**Goal 1:** According to the craftsman bungalow piece, who initiated the arts and crafts movement?
**Goal 2:** From the craftsman bungalow piece, extract word for word the passage that begins at the words "No style is" and stops after "otherwise small lot.".

**Supplied passage:**

Sunday, July 13, 2014

The Craftsman Bungalow



No style is better suited to the environment of the Pacific North West as the craftsman house. This concept of house design grew out of the arts and crafts movement initiated by the libertarian socialist William Morris in the late 19th Century. The idea was to build solid, tasteful houses of local materials that fit into the environment.
 
Fit in they did. Constructed of lumber and stone, they had steeply pitched roofs and wide eves for the rain. Deep verandahs on the front and sides provided natural air conditioning in the summer and an outdoor room in the mild but wet months. The houses were placed near the street and with the front porch made for easy communications with passers-by and thus helped stimulate community. The slight set-back meant for a large back yard on an otherwise small lot.
 
Most of the craftsman bungalows were one and a half stories high, allowing for upstairs bedrooms. Such compactness once again allowed for a smaller lot. It also meant that construction costs were cheaper than a sprawling one story structure. An extra four feet of wall costs far less than an 20 feet of roof and concrete foundation. Since heat travels up, these bedrooms cost less for heating. The problem of hot rooms in the summer could be offset by window placement and awnings.
 
The more expensive craftsman are truly a joy to the eye. Stained and beveled glass above the windows and the front door. Oak doors, wainscotting, stonework and stone fireplaces were common. This is a style that was never ostentatious, phony or tawdry, unlike some of the houses that came later. If the owners were trying to send a message to passers-by, it was one of good taste, modesty and decency.

**Source excerpt:**
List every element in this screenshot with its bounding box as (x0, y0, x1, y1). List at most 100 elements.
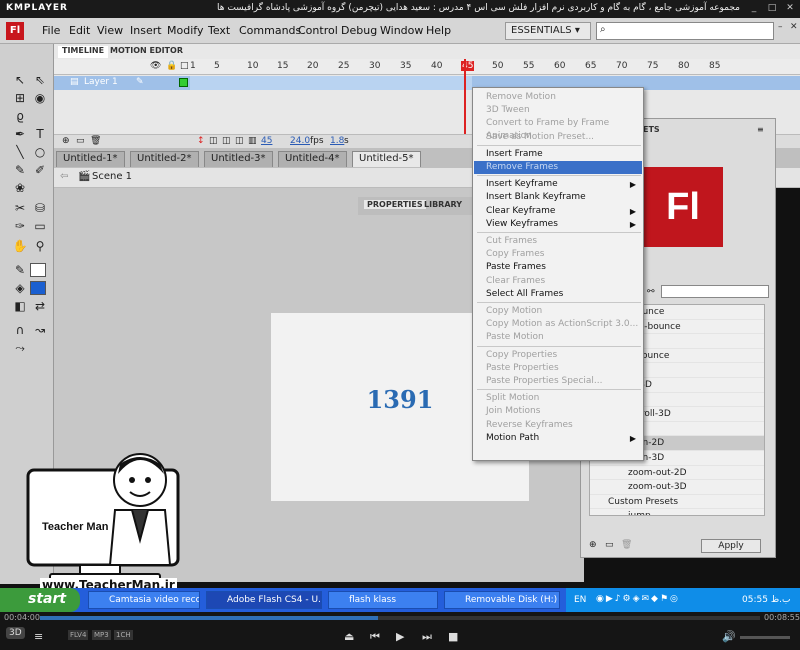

**Worked answer 1:** The libertarian socialist William Morris, in the late 19th Century.

**Worked answer 2:**
No style is better suited to the environment of the Pacific North West as the craftsman house. This concept of house design grew out of the arts and crafts movement initiated by the libertarian socialist William Morris in the late 19th Century. The idea was to build solid, tasteful houses of local materials that fit into the environment.
 
Fit in they did. Constructed of lumber and stone, they had steeply pitched roofs and wide eves for the rain. Deep verandahs on the front and sides provided natural air conditioning in the summer and an outdoor room in the mild but wet months. The houses were placed near the street and with the front porch made for easy communications with passers-by and thus helped stimulate community. The slight set-back meant for a large back yard on an otherwise small lot.